Request: Write the next part of the news article below about Wilmington's Community Service Building, picking up after its last sentence.

Text extract:
-=-=-=-=-

Non-profit's build a unique idea
Community Service marks anniversary
By MIKE CHALMERS
The News Journal Staff reporter
09/12/2002
For five years, the
12-story building at 10th and Orange streets has been an anomaly among its
downtown Wilmington neighbors.
The Community Service
Building charges a bare-minimum rent and features a directory of 74 tenants
focused on helping people, rather than making money. The building is open
only to nonprofit organizations, from tiny civic groups to some of
Delaware's most extensive social service agencies.
Next week, tenants will
mark the fifth anniversary of the former DuPont Co. building's new life.
"This is where the
action is," said Antoine J. Allen, president of the Metropolitan Wilmington
Urban League, which moved into the building when the organization formed
almost three years ago.
"We were talking about
where we wanted to locate, and there was no discussion other than the
Community Service Building," Allen said. "It gives you a sense of a
corporate setting, and that's what we wanted."
The building, operated
by the nonprofit Community Service Building Corp., is probably the largest
collection of nonprofit groups in the country, said Diane Kaplan Vinokur, an
associate professor of social work at the University of Michigan, who has
studied such centers. She will speak at next week's event.

-=-=-=-=-

Material provided:
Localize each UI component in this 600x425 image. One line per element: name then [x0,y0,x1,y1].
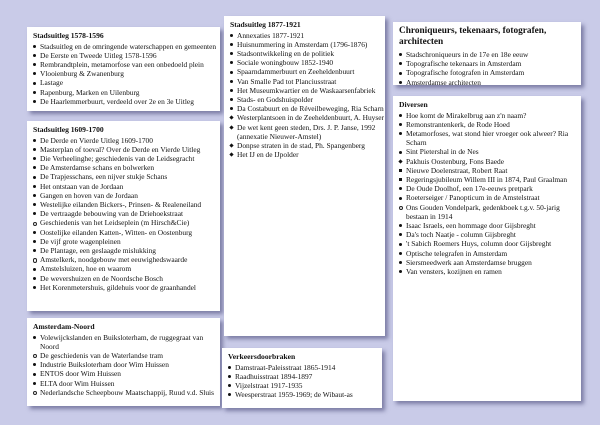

-=-=-=-=-

Expected answer:
Built in 1925, the
structure was known as the Montchanin Building and housed DuPont workers for
many years. DuPont decided to sell the building because the company and the
philanthropic Longwood Foundation were getting a constant stream of requests
from nonprofits for help in paying building expenses.
The Community Service
Building Corp. spent about $24 million - most of it donated by the Longwood
Foundation - to buy the building and a nearby lot, renovate the structure
and erect a 473-slot parking garage a block away, said Jerry A. Bilton,
executive director of the corporation. The building features about 173,000
square feet of office space and houses about 500 workers.
"We tore this whole
building down on the inside," Bilton said. "We stripped it. Everything is
new here."
The building opened
April 1, 1997, with six nonprofit tenants and DuPont workers occupying about
half of the building, Bilton said. "As other nonprofits wanted to come to
the building, DuPont would remove itself, floor by floor," he said.
Nonprofit tenants
finally filled the building about a year and a half ago, and there are 20
organizations on a waiting list for office space.
Tenants lease their
offices at $8.23 per square foot, with $2 of that cost going into a capital
fund and the rest going to pay operating and maintenance expenses of the
building, Bilton said.
Similar office space
downtown costs $18 to $25 a square foot, said Connie McCarthy, executive
director of the Wilmington Economic Development Corp., which is also a
tenant.
The Delaware office of
the National Conference for Community and Justice, which fights bias and
racism, moved to the building about a week ago from offices at the First and
Central Presbyterian Church a few blocks away. Executive Director Lisa
Oursler said the church office was nice, but she felt isolated, with just
three full-time workers in the organization.
"For a small nonprofit,
being in [the Community Service Building] that has that energy - the people,
the ideas - was a real boost for us," she said. "And it legitimizes us as a
nonprofit."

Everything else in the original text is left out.